PROVIDED ENTRIES =>
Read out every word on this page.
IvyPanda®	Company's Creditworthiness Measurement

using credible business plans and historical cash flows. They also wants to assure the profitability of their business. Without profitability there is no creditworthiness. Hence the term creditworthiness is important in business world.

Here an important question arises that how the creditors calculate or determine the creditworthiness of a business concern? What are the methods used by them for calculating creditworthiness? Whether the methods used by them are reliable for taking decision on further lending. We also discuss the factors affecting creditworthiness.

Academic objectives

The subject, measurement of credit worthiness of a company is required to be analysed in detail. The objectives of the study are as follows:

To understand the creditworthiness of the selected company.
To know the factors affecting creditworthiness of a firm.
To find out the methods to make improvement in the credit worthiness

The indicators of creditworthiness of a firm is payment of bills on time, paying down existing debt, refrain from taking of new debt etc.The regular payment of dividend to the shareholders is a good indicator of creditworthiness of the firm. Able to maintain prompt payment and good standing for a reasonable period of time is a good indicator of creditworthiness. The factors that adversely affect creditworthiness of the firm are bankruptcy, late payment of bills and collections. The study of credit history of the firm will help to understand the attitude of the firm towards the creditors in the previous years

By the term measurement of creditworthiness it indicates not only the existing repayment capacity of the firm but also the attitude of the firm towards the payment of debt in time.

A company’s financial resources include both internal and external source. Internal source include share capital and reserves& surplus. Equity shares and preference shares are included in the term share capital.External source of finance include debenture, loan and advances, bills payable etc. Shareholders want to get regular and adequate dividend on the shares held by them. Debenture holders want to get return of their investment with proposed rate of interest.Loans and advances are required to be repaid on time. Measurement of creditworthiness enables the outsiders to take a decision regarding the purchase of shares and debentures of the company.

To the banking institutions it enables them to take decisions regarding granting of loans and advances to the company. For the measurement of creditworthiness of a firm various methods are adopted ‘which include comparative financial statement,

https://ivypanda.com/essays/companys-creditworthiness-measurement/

--

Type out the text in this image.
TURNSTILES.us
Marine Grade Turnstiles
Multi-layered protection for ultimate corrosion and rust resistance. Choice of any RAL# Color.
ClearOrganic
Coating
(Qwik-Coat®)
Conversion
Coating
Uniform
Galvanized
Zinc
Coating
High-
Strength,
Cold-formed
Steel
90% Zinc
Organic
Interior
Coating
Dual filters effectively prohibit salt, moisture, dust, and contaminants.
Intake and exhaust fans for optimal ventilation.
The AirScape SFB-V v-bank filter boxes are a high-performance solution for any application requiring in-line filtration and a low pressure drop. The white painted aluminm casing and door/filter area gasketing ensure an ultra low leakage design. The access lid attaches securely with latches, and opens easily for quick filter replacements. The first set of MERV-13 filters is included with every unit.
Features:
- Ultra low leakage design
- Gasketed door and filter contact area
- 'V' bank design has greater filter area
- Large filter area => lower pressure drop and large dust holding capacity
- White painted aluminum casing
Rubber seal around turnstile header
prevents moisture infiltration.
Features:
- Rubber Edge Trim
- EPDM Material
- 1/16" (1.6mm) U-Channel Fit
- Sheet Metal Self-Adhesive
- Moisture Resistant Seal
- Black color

==

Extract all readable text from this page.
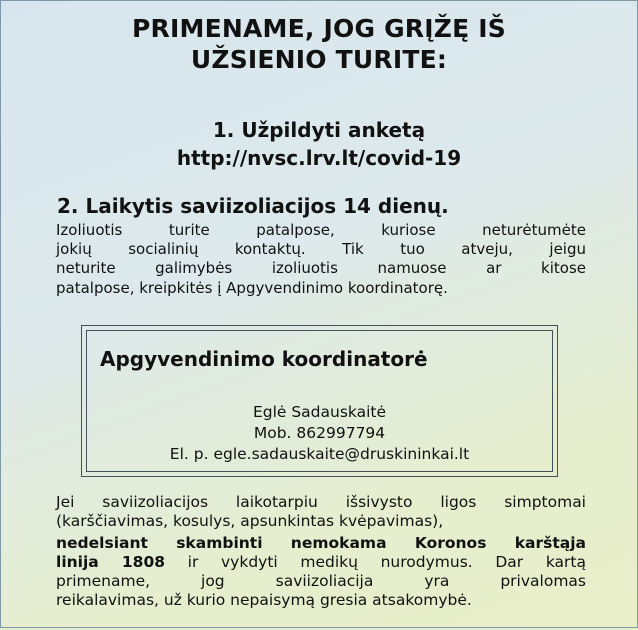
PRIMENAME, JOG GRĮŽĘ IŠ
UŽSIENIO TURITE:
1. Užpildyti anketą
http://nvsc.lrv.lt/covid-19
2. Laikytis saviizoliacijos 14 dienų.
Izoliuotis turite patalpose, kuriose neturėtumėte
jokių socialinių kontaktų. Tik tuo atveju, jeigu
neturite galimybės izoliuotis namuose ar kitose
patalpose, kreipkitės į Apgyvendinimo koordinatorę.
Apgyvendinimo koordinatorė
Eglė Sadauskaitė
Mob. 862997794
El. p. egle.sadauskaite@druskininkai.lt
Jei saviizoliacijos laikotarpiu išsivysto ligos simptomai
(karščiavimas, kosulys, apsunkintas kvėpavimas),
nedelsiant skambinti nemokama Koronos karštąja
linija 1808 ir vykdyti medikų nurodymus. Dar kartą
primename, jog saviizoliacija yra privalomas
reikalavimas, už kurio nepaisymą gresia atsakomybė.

WORK REQUIRED =>
Show the lines of the material that contain the word "from".

EXPECTED ANSWER =>
The indicators of creditworthiness of a firm is payment of bills on time, paying down existing debt, refrain from taking of new debt etc.The regular payment of dividend to the shareholders is a good indicator of creditworthiness of the firm. Able to maintain prompt payment and good standing for a reasonable period of time is a good indicator of creditworthiness. The factors that adversely affect creditworthiness of the firm are bankruptcy, late payment of bills and collections. The study of credit history of the firm will help to understand the attitude of the firm towards the creditors in the previous years
Extract all readable text from this page.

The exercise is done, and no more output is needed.